*WRITTEN REQUEST*
Locate every line below that contains the word "العام" and copy it.

== DATA ROWS

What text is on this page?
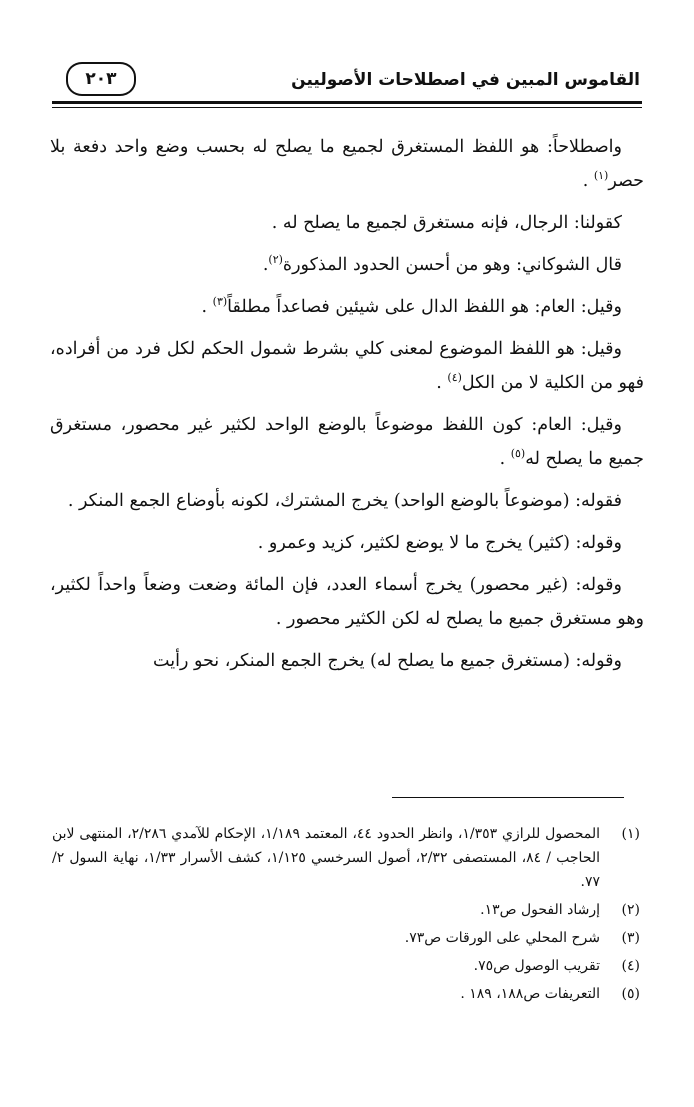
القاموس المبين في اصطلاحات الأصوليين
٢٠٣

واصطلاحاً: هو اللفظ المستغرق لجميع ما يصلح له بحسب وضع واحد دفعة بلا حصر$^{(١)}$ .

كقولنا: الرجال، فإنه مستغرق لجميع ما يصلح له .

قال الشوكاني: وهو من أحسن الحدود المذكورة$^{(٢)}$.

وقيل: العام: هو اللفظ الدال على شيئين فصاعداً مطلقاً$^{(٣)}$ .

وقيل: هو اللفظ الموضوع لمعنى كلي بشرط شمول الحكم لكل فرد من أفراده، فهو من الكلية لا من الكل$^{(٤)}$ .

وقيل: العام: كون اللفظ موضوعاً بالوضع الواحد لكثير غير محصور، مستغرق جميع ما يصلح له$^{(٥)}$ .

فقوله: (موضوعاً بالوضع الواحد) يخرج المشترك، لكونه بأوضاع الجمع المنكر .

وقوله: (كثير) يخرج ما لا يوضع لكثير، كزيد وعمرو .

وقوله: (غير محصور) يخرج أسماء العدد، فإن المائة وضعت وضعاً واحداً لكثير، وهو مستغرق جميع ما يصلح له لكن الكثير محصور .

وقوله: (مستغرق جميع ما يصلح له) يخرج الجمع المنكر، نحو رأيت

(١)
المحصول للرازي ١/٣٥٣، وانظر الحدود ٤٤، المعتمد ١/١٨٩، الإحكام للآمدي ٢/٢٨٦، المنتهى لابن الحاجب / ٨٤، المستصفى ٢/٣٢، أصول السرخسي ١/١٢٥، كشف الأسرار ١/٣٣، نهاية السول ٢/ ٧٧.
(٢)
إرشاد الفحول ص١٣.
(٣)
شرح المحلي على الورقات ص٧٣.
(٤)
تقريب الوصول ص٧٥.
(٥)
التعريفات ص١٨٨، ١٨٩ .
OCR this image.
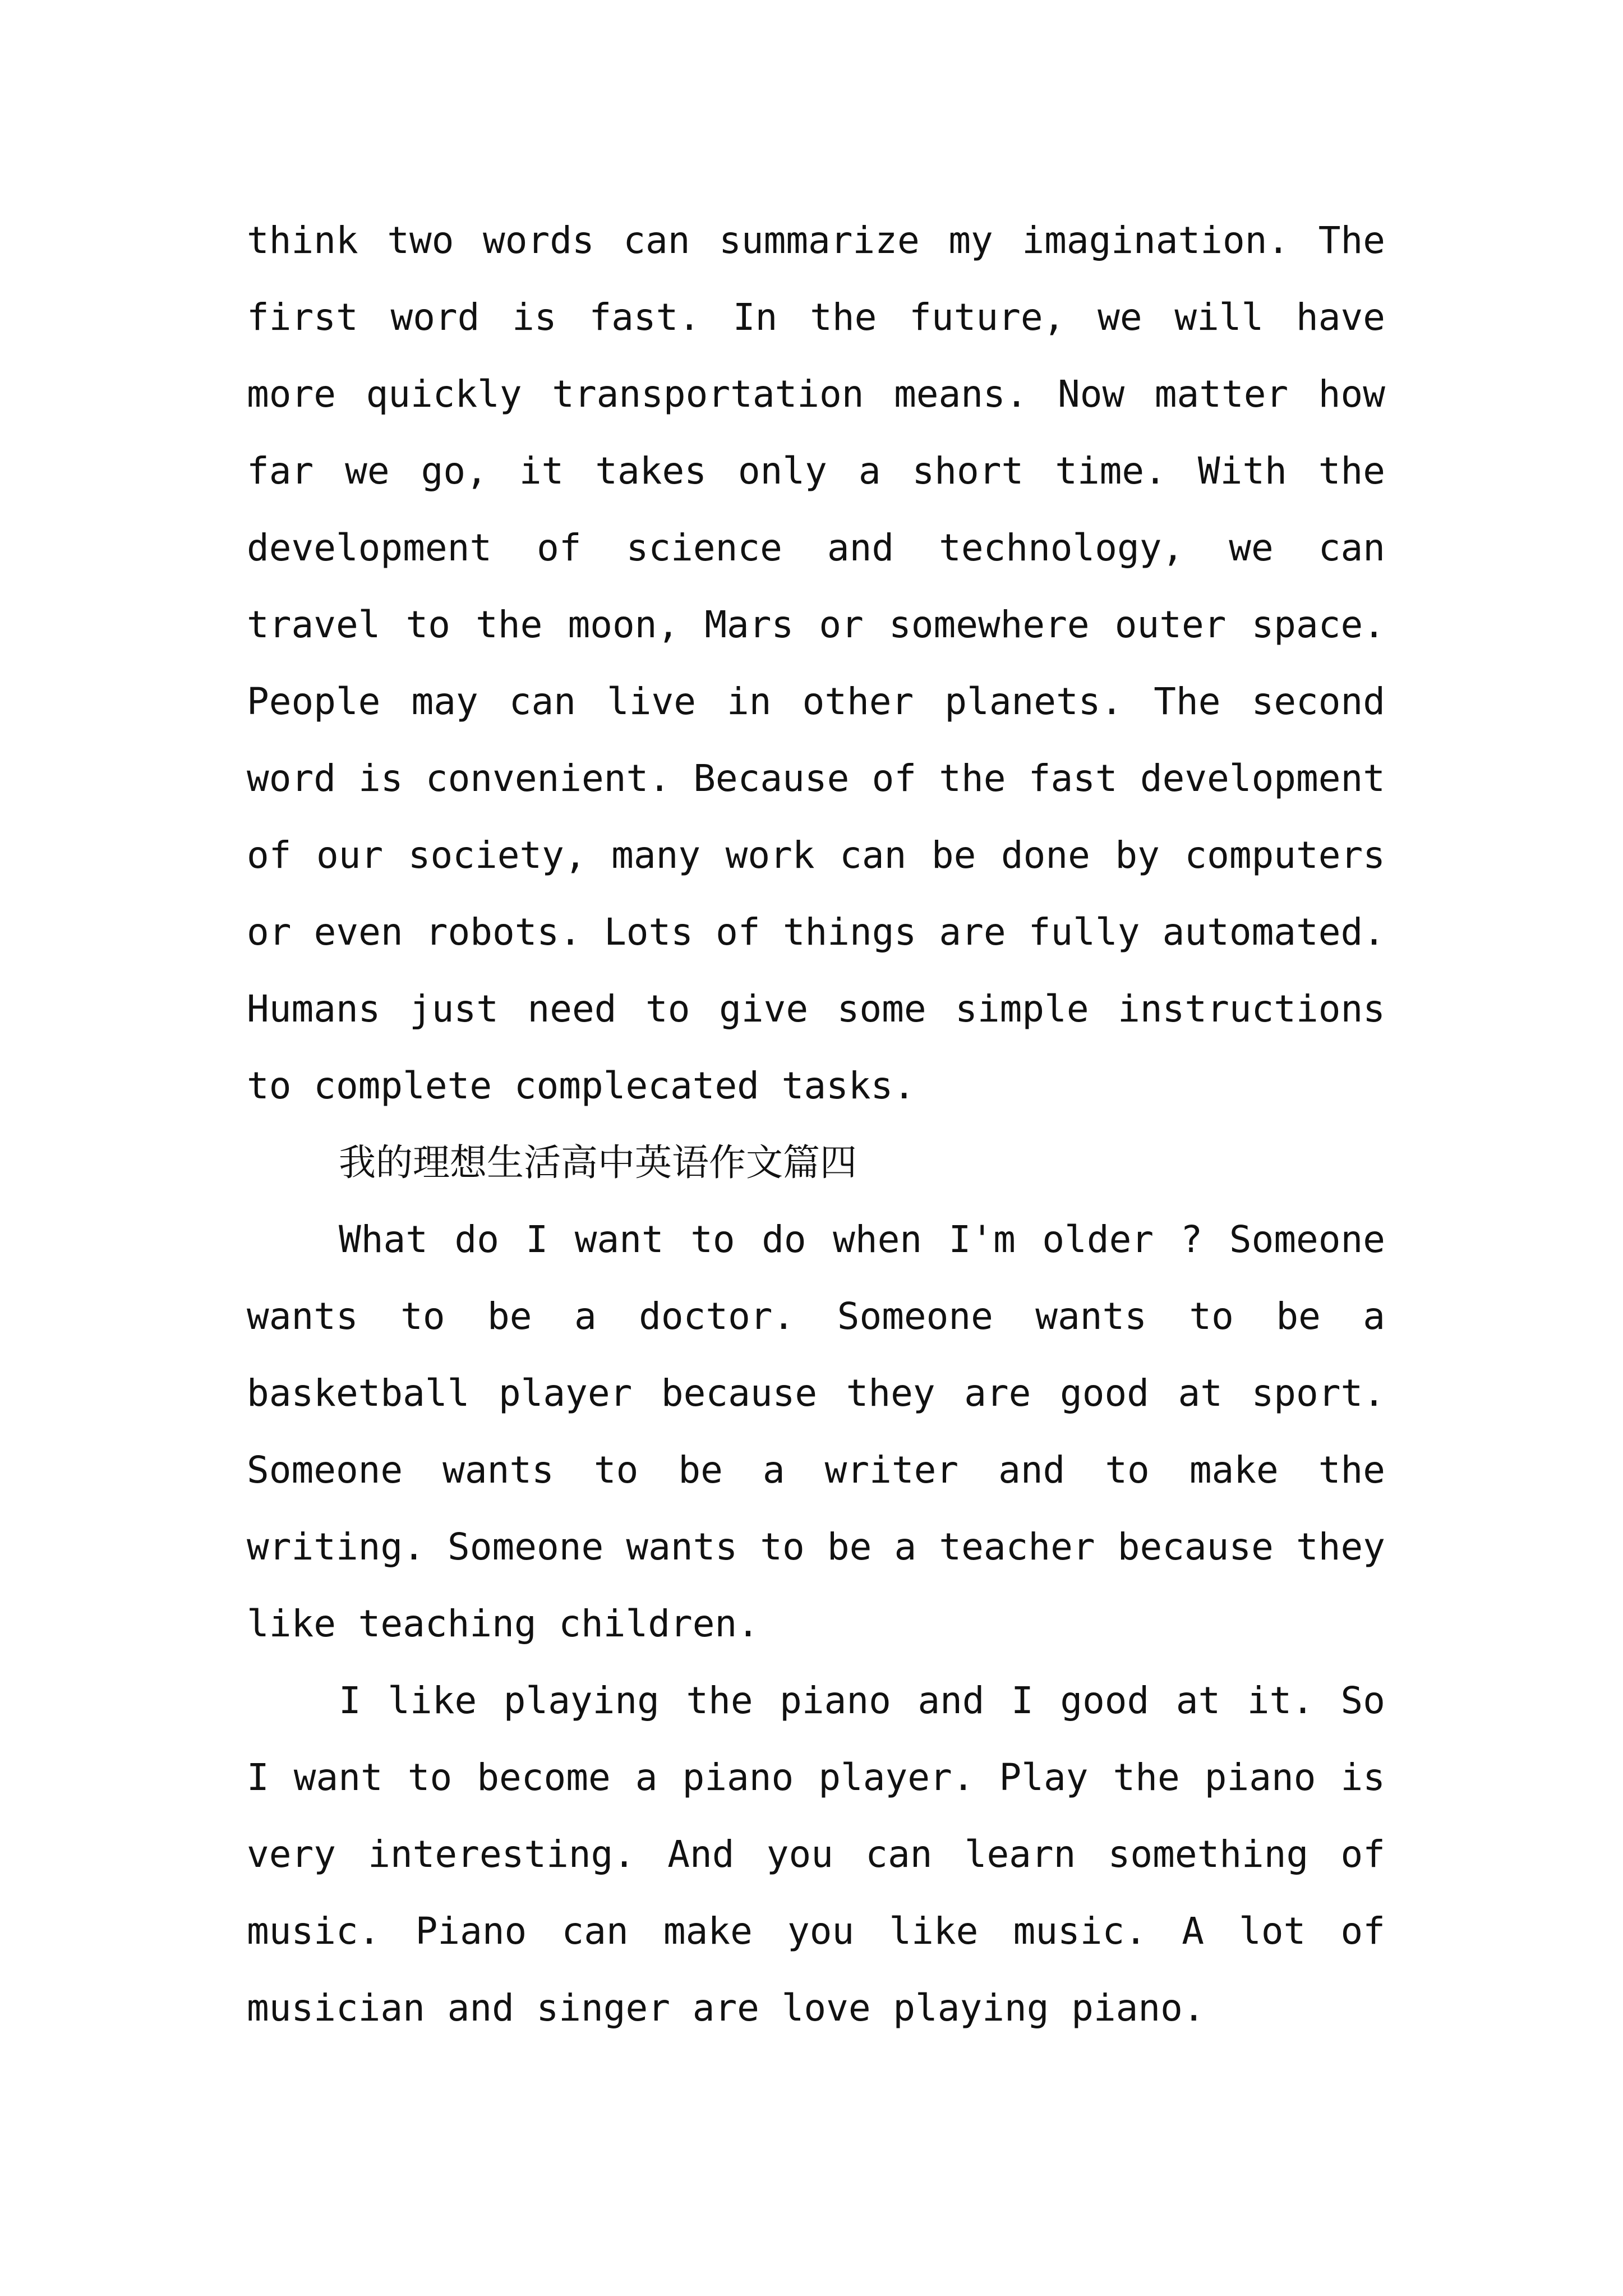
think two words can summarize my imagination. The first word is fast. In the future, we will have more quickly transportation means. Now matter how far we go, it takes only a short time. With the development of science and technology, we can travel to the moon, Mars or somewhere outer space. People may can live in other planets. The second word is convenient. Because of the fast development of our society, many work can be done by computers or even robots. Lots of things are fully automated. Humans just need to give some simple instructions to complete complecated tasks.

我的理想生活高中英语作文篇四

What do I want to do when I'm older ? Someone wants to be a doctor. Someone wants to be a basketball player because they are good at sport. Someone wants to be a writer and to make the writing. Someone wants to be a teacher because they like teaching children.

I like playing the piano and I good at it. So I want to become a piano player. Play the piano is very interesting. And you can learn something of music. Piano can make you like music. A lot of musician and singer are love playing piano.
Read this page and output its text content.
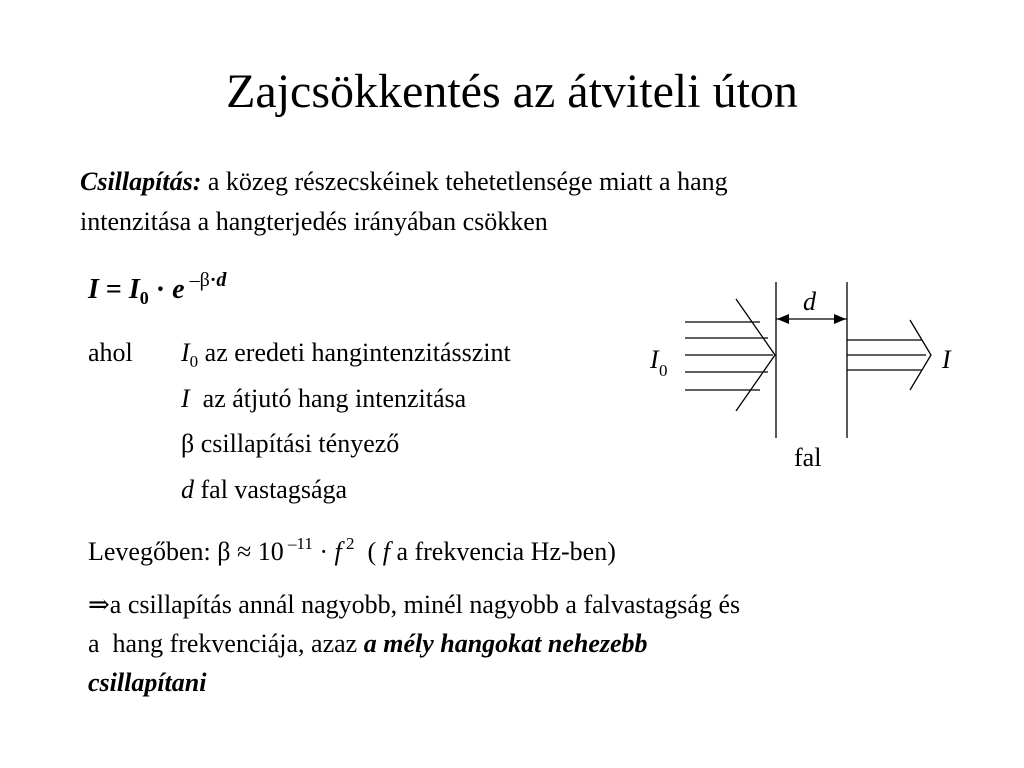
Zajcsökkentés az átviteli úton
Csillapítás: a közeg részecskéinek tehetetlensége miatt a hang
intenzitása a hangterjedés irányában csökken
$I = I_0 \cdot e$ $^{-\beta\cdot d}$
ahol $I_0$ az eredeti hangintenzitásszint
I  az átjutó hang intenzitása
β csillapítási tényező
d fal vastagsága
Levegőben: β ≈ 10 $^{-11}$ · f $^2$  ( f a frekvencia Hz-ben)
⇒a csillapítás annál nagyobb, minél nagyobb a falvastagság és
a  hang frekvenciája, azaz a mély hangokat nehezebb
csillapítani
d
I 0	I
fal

====

*WRITTEN RESPONSE*
وقيل: العام: هو اللفظ الدال على شيئين فصاعداً مطلقاً$^{(٣)}$ .
وقيل: العام: كون اللفظ موضوعاً بالوضع الواحد لكثير غير محصور، مستغرق جميع ما يصلح له$^{(٥)}$ .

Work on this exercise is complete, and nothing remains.